• [WHAT IS ASKED]:
Can you pull out each line of the data below that includes the word "испытаний"?

________________________

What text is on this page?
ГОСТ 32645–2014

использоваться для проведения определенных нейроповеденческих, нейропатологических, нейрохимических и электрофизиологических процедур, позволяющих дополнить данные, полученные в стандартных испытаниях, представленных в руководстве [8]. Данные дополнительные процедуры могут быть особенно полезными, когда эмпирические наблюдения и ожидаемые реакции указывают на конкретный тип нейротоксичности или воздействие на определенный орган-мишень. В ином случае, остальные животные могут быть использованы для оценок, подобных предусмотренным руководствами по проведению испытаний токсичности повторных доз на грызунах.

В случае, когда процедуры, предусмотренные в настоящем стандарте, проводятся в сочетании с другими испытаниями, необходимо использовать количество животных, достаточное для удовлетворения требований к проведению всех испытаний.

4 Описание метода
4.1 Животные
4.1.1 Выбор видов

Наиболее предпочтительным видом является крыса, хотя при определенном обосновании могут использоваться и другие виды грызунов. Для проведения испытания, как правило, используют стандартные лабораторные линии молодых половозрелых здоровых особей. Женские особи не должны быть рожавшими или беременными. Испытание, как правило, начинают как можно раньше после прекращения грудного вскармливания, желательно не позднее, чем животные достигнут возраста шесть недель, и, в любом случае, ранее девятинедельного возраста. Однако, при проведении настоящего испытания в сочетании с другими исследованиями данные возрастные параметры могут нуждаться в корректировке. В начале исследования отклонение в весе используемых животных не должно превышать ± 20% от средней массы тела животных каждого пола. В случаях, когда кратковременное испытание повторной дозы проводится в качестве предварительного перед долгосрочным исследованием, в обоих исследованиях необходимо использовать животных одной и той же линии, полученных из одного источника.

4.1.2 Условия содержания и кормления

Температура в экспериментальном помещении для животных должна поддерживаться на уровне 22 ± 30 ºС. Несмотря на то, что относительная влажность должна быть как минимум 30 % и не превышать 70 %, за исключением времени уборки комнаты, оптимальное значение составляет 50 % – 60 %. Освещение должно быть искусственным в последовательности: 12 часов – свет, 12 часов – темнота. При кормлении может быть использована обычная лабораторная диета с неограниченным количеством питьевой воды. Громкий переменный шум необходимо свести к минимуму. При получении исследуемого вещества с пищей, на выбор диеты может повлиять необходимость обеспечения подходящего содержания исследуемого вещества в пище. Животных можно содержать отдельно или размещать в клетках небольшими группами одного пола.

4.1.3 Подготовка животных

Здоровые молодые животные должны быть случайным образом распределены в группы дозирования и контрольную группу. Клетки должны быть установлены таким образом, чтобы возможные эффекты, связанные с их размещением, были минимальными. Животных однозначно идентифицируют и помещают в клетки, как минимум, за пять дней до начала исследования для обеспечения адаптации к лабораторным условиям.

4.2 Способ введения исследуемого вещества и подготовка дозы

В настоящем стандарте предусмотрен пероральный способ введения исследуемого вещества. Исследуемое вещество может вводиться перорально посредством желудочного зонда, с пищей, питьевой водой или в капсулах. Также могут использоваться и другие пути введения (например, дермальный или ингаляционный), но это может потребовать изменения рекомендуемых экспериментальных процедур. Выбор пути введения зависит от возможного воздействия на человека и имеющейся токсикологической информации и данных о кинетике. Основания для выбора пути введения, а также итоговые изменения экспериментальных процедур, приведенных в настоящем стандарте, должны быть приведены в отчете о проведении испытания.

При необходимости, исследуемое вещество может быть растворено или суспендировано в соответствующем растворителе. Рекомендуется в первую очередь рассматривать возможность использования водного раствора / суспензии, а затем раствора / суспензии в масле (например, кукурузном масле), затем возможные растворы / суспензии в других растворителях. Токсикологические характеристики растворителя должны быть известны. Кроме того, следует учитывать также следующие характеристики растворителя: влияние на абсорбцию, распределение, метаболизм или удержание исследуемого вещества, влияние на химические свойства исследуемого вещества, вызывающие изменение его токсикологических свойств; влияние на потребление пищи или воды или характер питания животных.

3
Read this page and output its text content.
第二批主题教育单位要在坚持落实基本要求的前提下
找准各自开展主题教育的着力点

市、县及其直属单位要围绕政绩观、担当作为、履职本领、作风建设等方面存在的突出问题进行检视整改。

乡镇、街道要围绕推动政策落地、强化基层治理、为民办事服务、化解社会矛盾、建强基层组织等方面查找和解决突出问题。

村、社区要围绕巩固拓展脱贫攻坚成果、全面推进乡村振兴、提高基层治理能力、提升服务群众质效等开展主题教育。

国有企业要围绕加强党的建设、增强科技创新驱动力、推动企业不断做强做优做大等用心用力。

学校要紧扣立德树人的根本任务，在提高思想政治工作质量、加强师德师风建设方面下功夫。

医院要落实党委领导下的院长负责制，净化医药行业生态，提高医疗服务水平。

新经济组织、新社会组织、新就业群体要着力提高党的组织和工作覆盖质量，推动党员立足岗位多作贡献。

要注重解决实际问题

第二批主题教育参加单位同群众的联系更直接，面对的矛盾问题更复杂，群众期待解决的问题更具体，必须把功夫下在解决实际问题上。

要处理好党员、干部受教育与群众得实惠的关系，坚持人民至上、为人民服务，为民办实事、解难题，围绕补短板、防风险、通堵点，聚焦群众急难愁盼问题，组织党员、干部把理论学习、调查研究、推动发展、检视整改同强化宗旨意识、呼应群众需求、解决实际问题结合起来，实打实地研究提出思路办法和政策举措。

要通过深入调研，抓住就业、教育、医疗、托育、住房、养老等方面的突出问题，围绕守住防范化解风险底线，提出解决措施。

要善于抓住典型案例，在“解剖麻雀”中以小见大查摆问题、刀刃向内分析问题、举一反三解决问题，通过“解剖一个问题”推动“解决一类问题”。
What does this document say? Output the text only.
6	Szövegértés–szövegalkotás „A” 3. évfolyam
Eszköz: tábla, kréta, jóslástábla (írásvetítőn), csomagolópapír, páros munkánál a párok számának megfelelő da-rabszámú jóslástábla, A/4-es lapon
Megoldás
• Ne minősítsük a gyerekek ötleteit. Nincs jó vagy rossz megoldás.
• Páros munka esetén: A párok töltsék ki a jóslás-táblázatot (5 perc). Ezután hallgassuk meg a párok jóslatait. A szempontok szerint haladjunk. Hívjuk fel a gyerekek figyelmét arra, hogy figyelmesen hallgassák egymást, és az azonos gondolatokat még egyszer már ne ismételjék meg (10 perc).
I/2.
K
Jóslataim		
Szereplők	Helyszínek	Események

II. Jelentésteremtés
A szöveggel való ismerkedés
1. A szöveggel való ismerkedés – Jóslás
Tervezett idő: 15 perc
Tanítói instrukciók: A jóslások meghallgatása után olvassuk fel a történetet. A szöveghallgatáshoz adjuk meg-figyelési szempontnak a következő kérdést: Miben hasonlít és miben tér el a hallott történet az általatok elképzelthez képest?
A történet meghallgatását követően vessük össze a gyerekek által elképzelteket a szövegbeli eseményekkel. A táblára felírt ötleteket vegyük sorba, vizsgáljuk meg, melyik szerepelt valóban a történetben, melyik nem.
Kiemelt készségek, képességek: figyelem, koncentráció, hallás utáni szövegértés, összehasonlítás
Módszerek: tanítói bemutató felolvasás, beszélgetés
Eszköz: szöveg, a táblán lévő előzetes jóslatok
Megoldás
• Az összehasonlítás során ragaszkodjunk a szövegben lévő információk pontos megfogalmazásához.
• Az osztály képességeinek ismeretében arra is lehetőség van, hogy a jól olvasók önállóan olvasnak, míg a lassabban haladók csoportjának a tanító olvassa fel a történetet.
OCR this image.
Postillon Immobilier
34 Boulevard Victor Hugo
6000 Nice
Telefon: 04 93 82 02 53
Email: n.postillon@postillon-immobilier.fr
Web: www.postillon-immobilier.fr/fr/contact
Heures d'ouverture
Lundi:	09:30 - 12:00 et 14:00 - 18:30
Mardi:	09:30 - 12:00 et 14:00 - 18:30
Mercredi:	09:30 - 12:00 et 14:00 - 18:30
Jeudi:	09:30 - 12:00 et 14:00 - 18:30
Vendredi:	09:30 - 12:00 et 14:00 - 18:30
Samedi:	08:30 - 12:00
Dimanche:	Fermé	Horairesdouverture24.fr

________________________

• [OUTPUT FOR THIS EXERCISE]:
использоваться для проведения определенных нейроповеденческих, нейропатологических, нейрохимических и электрофизиологических процедур, позволяющих дополнить данные, полученные в стандартных испытаниях, представленных в руководстве [8]. Данные дополнительные процедуры могут быть особенно полезными, когда эмпирические наблюдения и ожидаемые реакции указывают на конкретный тип нейротоксичности или воздействие на определенный орган-мишень. В ином случае, остальные животные могут быть использованы для оценок, подобных предусмотренным руководствами по проведению испытаний токсичности повторных доз на грызунах.
В случае, когда процедуры, предусмотренные в настоящем стандарте, проводятся в сочетании с другими испытаниями, необходимо использовать количество животных, достаточное для удовлетворения требований к проведению всех испытаний.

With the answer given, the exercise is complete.